#### WHAT NEEDS TO BE DONE
Go through the entries below and print each one exactly, leaving out pictures.

#### EXTRACTED RECORDS
------------------------------------------------

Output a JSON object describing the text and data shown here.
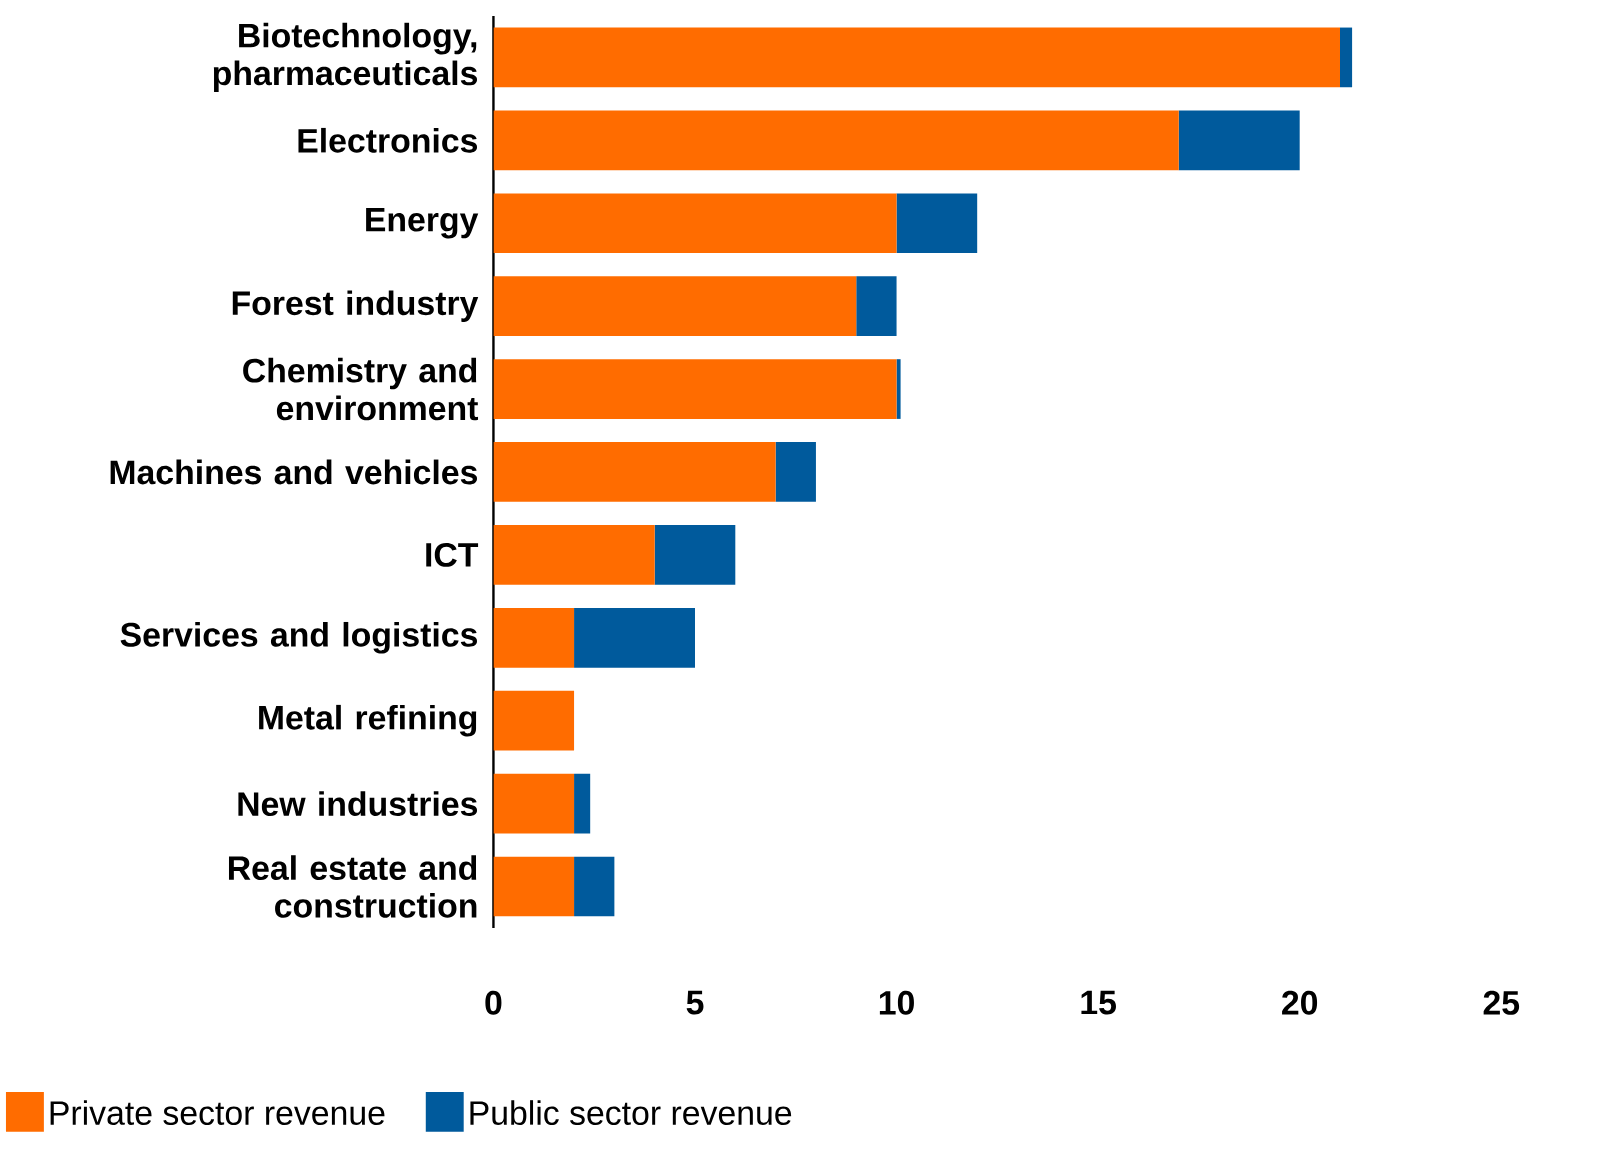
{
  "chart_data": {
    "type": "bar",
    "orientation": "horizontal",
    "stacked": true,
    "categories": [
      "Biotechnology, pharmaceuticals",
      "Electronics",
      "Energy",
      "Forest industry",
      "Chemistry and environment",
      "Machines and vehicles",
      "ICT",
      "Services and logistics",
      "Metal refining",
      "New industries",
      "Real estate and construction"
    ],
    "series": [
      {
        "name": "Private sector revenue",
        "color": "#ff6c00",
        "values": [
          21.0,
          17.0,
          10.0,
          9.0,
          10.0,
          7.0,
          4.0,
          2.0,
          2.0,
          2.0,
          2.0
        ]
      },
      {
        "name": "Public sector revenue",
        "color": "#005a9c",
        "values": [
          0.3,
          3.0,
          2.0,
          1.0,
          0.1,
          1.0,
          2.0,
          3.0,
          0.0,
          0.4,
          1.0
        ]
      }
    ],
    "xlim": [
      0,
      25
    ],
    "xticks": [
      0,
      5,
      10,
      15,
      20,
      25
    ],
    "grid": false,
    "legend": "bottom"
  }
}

------------------------------------------------

#### EXERCISE RESULT
Output a JSON object describing the text and data shown here.
{
  "chart_data": {
    "type": "bar",
    "orientation": "horizontal",
    "stacked": true,
    "categories": [
      "Biotechnology, pharmaceuticals",
      "Electronics",
      "Energy",
      "Forest industry",
      "Chemistry and environment",
      "Machines and vehicles",
      "ICT",
      "Services and logistics",
      "Metal refining",
      "New industries",
      "Real estate and construction"
    ],
    "series": [
      {
        "name": "Private sector revenue",
        "color": "#ff6c00",
        "values": [
          21.0,
          17.0,
          10.0,
          9.0,
          10.0,
          7.0,
          4.0,
          2.0,
          2.0,
          2.0,
          2.0
        ]
      },
      {
        "name": "Public sector revenue",
        "color": "#005a9c",
        "values": [
          0.3,
          3.0,
          2.0,
          1.0,
          0.1,
          1.0,
          2.0,
          3.0,
          0.0,
          0.4,
          1.0
        ]
      }
    ],
    "xlim": [
      0,
      25
    ],
    "xticks": [
      0,
      5,
      10,
      15,
      20,
      25
    ],
    "grid": false,
    "legend": "bottom"
  }
}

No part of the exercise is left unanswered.